- _Exercise_: Using the material that follows, say how many lines contain the string "nach". Answer with a number only.

- _Raw data_:
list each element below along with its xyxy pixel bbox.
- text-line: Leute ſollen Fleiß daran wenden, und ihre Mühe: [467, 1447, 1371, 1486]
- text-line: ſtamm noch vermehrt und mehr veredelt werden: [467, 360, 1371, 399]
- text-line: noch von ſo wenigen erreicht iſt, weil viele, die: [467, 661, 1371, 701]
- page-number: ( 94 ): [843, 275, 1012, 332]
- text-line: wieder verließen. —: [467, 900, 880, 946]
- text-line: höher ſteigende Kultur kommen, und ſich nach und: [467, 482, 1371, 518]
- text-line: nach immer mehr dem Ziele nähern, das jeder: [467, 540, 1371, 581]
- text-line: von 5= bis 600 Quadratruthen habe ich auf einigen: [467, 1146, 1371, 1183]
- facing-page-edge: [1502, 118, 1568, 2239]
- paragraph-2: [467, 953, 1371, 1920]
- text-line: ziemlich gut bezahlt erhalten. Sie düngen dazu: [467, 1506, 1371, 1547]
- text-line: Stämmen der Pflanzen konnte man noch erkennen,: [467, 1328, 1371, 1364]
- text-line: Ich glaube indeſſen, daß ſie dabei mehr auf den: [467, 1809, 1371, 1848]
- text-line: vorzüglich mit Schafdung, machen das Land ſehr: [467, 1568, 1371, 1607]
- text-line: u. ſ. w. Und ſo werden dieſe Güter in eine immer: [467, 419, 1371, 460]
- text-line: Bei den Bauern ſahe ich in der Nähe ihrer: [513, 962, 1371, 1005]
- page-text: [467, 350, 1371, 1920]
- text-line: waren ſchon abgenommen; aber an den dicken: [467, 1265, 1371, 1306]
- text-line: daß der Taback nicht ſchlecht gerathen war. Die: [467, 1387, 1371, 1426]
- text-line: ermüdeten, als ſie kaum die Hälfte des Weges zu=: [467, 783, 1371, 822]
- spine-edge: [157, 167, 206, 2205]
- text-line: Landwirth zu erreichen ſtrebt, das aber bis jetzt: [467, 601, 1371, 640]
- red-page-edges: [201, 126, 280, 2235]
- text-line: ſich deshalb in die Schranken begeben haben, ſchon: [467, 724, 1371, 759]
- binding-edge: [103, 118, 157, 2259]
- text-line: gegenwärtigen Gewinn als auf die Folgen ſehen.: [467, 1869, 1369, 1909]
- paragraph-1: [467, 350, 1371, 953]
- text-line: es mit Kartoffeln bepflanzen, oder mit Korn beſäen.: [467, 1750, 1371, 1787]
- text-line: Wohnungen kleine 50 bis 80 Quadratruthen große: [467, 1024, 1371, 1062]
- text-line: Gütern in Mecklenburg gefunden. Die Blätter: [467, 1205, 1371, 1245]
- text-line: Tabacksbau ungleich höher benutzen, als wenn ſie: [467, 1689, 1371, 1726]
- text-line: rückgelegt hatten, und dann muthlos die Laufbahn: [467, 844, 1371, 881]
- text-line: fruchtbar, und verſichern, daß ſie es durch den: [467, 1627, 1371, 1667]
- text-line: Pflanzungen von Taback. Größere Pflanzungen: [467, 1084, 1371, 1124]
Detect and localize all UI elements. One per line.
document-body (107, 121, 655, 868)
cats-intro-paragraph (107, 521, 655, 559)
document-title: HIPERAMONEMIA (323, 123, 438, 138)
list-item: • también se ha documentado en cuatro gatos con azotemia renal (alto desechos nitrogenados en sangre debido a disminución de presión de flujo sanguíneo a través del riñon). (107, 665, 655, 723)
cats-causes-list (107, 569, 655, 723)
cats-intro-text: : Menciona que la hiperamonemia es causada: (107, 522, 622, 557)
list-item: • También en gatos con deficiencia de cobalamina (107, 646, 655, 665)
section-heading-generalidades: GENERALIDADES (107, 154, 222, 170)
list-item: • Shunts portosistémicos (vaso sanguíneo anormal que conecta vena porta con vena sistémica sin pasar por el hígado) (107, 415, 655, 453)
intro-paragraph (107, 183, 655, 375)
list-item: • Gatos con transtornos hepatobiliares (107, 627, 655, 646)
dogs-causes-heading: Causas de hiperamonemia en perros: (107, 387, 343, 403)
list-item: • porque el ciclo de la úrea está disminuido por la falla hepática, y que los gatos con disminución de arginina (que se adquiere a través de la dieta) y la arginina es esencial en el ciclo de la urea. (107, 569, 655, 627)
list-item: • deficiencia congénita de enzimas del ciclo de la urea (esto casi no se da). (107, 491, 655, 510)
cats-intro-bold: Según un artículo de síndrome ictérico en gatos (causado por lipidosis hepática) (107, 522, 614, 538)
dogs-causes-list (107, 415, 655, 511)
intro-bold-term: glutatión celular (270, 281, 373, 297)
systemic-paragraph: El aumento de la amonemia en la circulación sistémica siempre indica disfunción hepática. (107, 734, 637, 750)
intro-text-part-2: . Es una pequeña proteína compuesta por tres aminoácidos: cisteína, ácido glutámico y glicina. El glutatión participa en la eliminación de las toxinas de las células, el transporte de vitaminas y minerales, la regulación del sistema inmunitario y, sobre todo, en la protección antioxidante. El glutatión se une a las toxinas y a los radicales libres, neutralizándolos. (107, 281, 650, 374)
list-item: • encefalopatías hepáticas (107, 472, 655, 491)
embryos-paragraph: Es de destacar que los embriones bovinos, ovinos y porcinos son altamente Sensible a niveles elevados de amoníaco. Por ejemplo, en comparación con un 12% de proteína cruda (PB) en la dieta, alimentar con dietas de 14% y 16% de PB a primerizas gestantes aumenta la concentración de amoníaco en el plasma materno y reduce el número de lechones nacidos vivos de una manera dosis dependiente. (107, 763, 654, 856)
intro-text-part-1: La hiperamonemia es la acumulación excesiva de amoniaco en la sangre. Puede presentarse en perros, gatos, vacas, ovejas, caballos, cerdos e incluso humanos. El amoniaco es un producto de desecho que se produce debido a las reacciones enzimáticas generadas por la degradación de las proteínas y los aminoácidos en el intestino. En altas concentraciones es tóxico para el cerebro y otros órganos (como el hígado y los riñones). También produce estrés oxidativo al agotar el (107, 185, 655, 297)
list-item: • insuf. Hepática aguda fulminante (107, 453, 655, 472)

- _Expected answer_: 2